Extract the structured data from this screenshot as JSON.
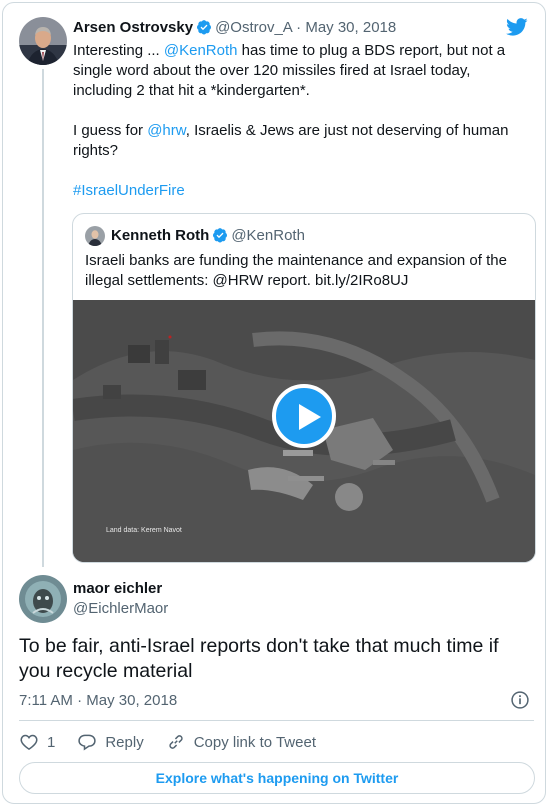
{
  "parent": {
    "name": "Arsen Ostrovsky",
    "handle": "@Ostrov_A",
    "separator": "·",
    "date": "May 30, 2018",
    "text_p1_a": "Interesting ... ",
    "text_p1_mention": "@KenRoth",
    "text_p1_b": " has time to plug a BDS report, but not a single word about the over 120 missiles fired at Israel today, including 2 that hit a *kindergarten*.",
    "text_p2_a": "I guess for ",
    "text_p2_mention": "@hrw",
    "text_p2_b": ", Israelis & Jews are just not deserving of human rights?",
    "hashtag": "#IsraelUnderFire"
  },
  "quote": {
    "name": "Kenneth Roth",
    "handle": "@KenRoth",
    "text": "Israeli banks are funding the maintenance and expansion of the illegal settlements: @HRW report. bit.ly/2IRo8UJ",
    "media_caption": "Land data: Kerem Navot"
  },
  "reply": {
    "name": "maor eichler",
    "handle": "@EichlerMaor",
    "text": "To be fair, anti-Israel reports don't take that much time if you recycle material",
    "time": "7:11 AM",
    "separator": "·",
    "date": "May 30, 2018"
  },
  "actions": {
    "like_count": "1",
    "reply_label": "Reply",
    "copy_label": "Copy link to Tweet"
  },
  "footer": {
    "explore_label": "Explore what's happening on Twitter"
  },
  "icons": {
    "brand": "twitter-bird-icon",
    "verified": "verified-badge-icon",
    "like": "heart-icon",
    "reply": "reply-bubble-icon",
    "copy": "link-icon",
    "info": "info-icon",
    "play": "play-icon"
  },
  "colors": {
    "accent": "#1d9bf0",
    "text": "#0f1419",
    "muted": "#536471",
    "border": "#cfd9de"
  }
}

○ ○ ○ ○ ○ ○ ○

The exercise
Look through the data above. Each line containing the word "handle" needs to be copied.

Final result
    "handle": "@Ostrov_A",
    "handle": "@KenRoth",
    "handle": "@EichlerMaor",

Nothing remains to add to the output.